The control plane components are responsible for assigning and scheduling tasks to a node based on the available resources. They are also responsible for keeping the state of the node and also validating requests made to the node. Remember that a node is a virtual machine.

The Node plane Components are responsible for maintaining network rules on each node server. They are also responsible for maintaining, And they also provide a gateway between the control plane and each node in the cluster.

Each Node contains what we call Pods, and according to Kubernetes documentation

“ Pod are the smallest deployable units of computing that you can create and manage in Kubernetes”.

Source: Kubernetes Handbook

The image shows the overview of a cluster. The cluster above is a single-node cluster since we are using minikube. 

A pod houses our app container. Even though a Pod can contain more than one container, it is advisable to assign a pod to it. And it is also advisable to manage Pod using higher objects. This higher object has the ability to create and delete pods at any time. Hence they help manage the pod. We discuss more on these higher objects later in the section.

A Node can contain more than one pod and with each pod performing the same function. With the help of what we call Service, we can combine all these pods in a node as a single entity. And Service gives us access to define how the pod is accessed.

With this little knowledge about Kubernetes, we go ahead with the project at hand and alongside explain some other concepts needed.

Serving ML-powered web app with Kubernetes

This section shows how to use Kubernetes to orchestrate your app. It shows differents approaches of creating pods and Loadbalancer. It also introduces the concept of `Development` and `ClusterIP`

Explicit method of creating pod and load balancer

First let’s test this idea of service, pod, and the likes using the tensorflow serving image we created in the previous sections.

Remember, we’ve started the minikube, now let’s create our first pod using the tensorflow serving image.

$ kubectl run tf-kube --image=steveoni/tfupdate:1.1 --port=8501 --env=”MODEL_NAME=1602624873”  --env="MODEL_BASE_PATH=/saved_models/"

The above code is similar to the same command used in running the docker image in the previous section. tf-kube in the command is the name of the pod we are trying to create, and the environmental variable is defined using --env.

Then we obtain a message that the pod has been created. To see the list of pod that has been created we can use the get pods command as shown below:

$ kubectl get pods

This is list the pods created:


You can see the list of pods that have been created by me, some are since three days ago. I forgot to delete them. Among the list of pods, we can see the pod we just created, its STATUS is running.

To delete any of the pods we just need to run the command below:

$ kubectl delete pod-name

Our tf-kube pod is running but we can’t access it from outside the cluster. In order to access the pod outside the cluster, let’s create a service called LoadBalancer. This service helps expose a pod outside the cluster.

$ kubectl expose pod tf-kube --type=LoadBalancer --port=8501

The command above creates the LoadBalancer service named tf-kube:

kubectl 2

Once the loadBalancer service is reading we can then go-ahead to start the `tf-kube` LoadBalancer service using minikube.

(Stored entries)

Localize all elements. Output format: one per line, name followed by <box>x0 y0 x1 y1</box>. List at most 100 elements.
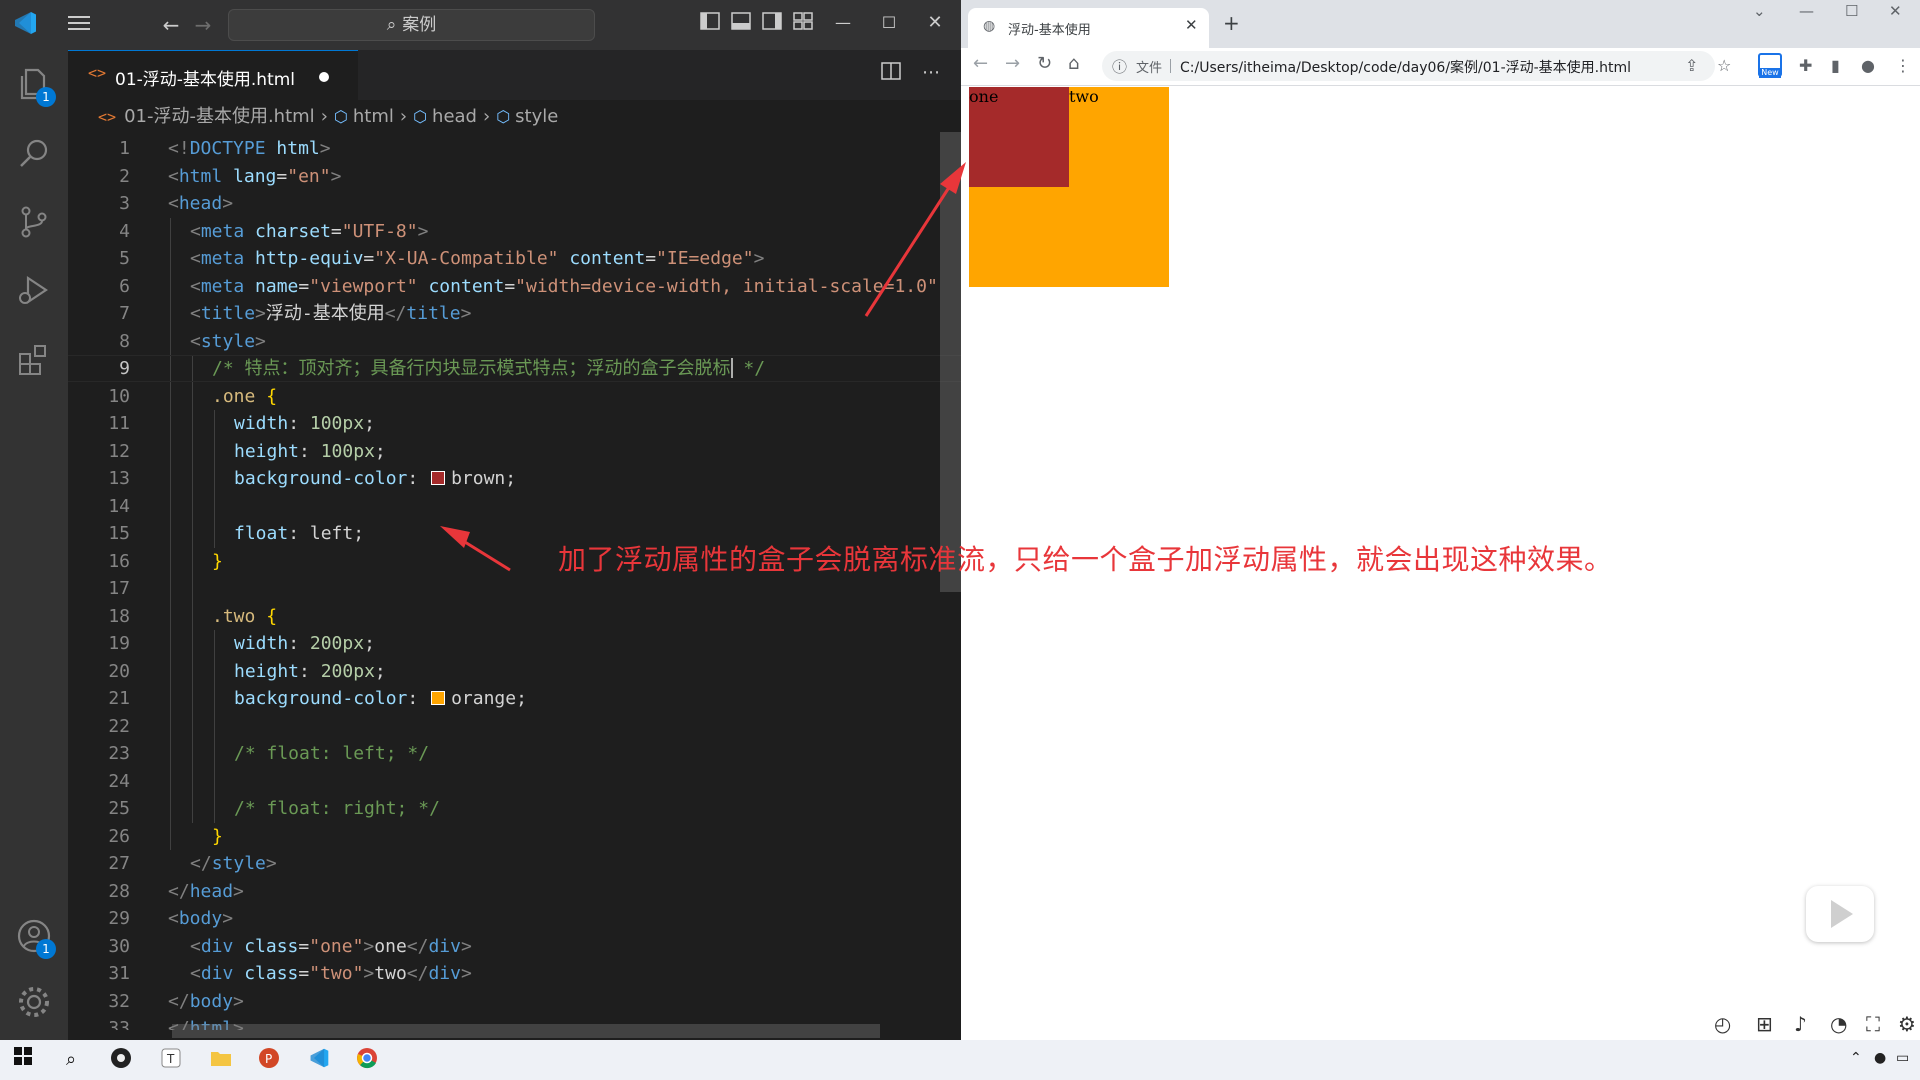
customize-layout-icon[interactable] <box>790 10 816 40</box>
new-extension-icon[interactable]: New <box>1758 53 1782 78</box>
code-line[interactable]: 12 height: 100px; <box>68 438 961 465</box>
home-icon[interactable]: ⌂ <box>1068 53 1079 74</box>
browser-tab-title: 浮动-基本使用 <box>1008 23 1091 38</box>
layout-secondary-icon[interactable] <box>759 10 785 40</box>
unsaved-dot-icon[interactable] <box>319 72 329 82</box>
breadcrumb-html[interactable]: html <box>353 102 394 132</box>
settings-gear-icon[interactable] <box>14 982 54 1022</box>
code-line[interactable]: 5 <meta http-equiv="X-UA-Compatible" cont… <box>68 245 961 272</box>
tray-chevron-icon[interactable]: ⌃ <box>1850 1050 1862 1066</box>
breadcrumb-style[interactable]: style <box>515 102 558 132</box>
search-view-icon[interactable] <box>14 134 54 174</box>
code-line[interactable]: 21 background-color: orange; <box>68 685 961 712</box>
explorer-folder-icon[interactable] <box>208 1047 234 1073</box>
code-line[interactable]: 3 <head> <box>68 190 961 217</box>
maximize-icon[interactable]: ☐ <box>876 8 902 38</box>
back-icon[interactable]: ← <box>973 53 988 74</box>
code-editor[interactable]: 1 <!DOCTYPE html> 2 <html lang="en"> 3 <head>… <box>68 132 961 1030</box>
windows-start-icon[interactable] <box>10 1047 36 1073</box>
breadcrumb-file[interactable]: 01-浮动-基本使用.html <box>124 102 315 132</box>
breadcrumb-head[interactable]: head <box>432 102 477 132</box>
code-line[interactable]: 18 .two { <box>68 603 961 630</box>
minimize-icon[interactable]: — <box>1799 2 1814 20</box>
code-line[interactable]: 28 </head> <box>68 878 961 905</box>
code-text: <div class="two">two</div> <box>190 960 472 987</box>
code-line[interactable]: 4 <meta charset="UTF-8"> <box>68 218 961 245</box>
layout-panel-icon[interactable] <box>728 10 754 40</box>
code-line[interactable]: 10 .one { <box>68 383 961 410</box>
code-line[interactable]: 19 width: 200px; <box>68 630 961 657</box>
code-line[interactable]: 26} <box>68 823 961 850</box>
puzzle-icon[interactable]: ✚ <box>1799 56 1812 75</box>
player-settings-icon[interactable]: ⚙ <box>1898 1012 1916 1036</box>
code-line[interactable]: 9 /* 特点：顶对齐；具备行内块显示模式特点；浮动的盒子会脱标 */ <box>68 355 961 382</box>
code-line[interactable]: 24 <box>68 768 961 795</box>
fullscreen-icon[interactable]: ⛶ <box>1866 1012 1880 1036</box>
color-swatch[interactable] <box>431 471 446 485</box>
layout-sidebar-icon[interactable] <box>697 10 723 40</box>
sidepanel-icon[interactable]: ▮ <box>1831 56 1840 75</box>
tab-search-chevron-icon[interactable]: ⌄ <box>1753 2 1766 20</box>
vscode-taskbar-icon[interactable] <box>306 1047 332 1073</box>
maximize-icon[interactable]: ☐ <box>1845 2 1858 20</box>
video-play-button[interactable] <box>1806 886 1874 942</box>
close-icon[interactable]: ✕ <box>922 8 948 38</box>
typora-icon[interactable]: T <box>158 1047 184 1073</box>
forward-icon[interactable]: → <box>1005 53 1020 74</box>
code-line[interactable]: 22 <box>68 713 961 740</box>
address-bar[interactable]: ⓘ 文件 C:/Users/itheima/Desktop/code/day06… <box>1102 51 1715 81</box>
code-token: = <box>504 275 516 297</box>
code-line[interactable]: 7 <title>浮动-基本使用</title> <box>68 300 961 327</box>
command-center-search[interactable]: ⌕ 案例 <box>228 9 595 41</box>
star-icon[interactable]: ☆ <box>1717 56 1731 75</box>
code-line[interactable]: 23 /* float: left; */ <box>68 740 961 767</box>
share-icon[interactable]: ⇪ <box>1685 56 1698 75</box>
code-line[interactable]: 2 <html lang="en"> <box>68 163 961 190</box>
volume-icon[interactable]: ♪ <box>1794 1012 1807 1036</box>
taskbar-search-icon[interactable]: ⌕ <box>58 1047 84 1073</box>
speed-icon[interactable]: ◴ <box>1714 1012 1731 1036</box>
profile-icon[interactable]: ● <box>1861 56 1875 75</box>
more-actions-icon[interactable]: ⋯ <box>916 58 946 88</box>
code-line[interactable]: 11 width: 100px; <box>68 410 961 437</box>
browser-tab[interactable]: ◍ 浮动-基本使用 ✕ <box>968 8 1209 48</box>
subtitle-icon[interactable]: ⊞ <box>1756 1012 1773 1036</box>
tray-app-icon[interactable]: ● <box>1874 1050 1886 1066</box>
tab-close-icon[interactable]: ✕ <box>1185 16 1198 34</box>
powerpoint-icon[interactable]: P <box>256 1047 282 1073</box>
vertical-scrollbar[interactable] <box>940 132 961 592</box>
color-swatch[interactable] <box>431 691 446 705</box>
editor-tab-active[interactable]: <> 01-浮动-基本使用.html <box>68 50 358 100</box>
obs-icon[interactable] <box>108 1047 134 1073</box>
code-line[interactable]: 20 height: 200px; <box>68 658 961 685</box>
quality-icon[interactable]: ◔ <box>1830 1012 1847 1036</box>
code-line[interactable]: 32 </body> <box>68 988 961 1015</box>
code-line[interactable]: 14 <box>68 493 961 520</box>
close-icon[interactable]: ✕ <box>1889 2 1902 20</box>
new-tab-icon[interactable]: + <box>1223 11 1240 35</box>
code-line[interactable]: 30 <div class="one">one</div> <box>68 933 961 960</box>
split-editor-icon[interactable] <box>878 60 904 90</box>
code-line[interactable]: 8 <style> <box>68 328 961 355</box>
code-line[interactable]: 17 <box>68 575 961 602</box>
info-icon[interactable]: ⓘ <box>1112 56 1127 77</box>
code-line[interactable]: 31 <div class="two">two</div> <box>68 960 961 987</box>
code-line[interactable]: 13 background-color: brown; <box>68 465 961 492</box>
reload-icon[interactable]: ↻ <box>1037 53 1052 74</box>
chrome-icon[interactable] <box>354 1047 380 1073</box>
code-line[interactable]: 27 </style> <box>68 850 961 877</box>
run-debug-icon[interactable] <box>14 270 54 310</box>
forward-icon[interactable]: → <box>188 10 218 40</box>
code-line[interactable]: 25 /* float: right; */ <box>68 795 961 822</box>
extensions-icon[interactable] <box>14 340 54 380</box>
horizontal-scrollbar[interactable] <box>172 1024 880 1038</box>
back-icon[interactable]: ← <box>156 10 186 40</box>
code-line[interactable]: 1 <!DOCTYPE html> <box>68 135 961 162</box>
tray-network-icon[interactable]: ▭ <box>1896 1050 1909 1066</box>
kebab-icon[interactable]: ⋮ <box>1895 56 1911 75</box>
minimize-icon[interactable]: — <box>830 8 856 38</box>
code-line[interactable]: 6 <meta name="viewport" content="width=de… <box>68 273 961 300</box>
source-control-icon[interactable] <box>14 202 54 242</box>
code-line[interactable]: 29 <body> <box>68 905 961 932</box>
menu-icon[interactable] <box>64 10 94 44</box>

REQUIRED WORK =>
[1] Decide whether each statement agrees with the Kubernetes excerpt, answering yes or no and quoting the deciding words of the text: (a) A node is a virtual machine. (b) The cluster in the image is a multi-node cluster. (c) The LoadBalancer service helps expose a pod outside the cluster.
[2] Count the lines of the rows that contain the string "breadcrumb". Give only the number.

SET OF ANSWERS =>
[1]
(a) Yes: "Remember that a node is a virtual machine."
(b) No: "The cluster above is a single-node cluster since we are using minikube."
(c) Yes: "This service helps expose a pod outside the cluster."

[2] 4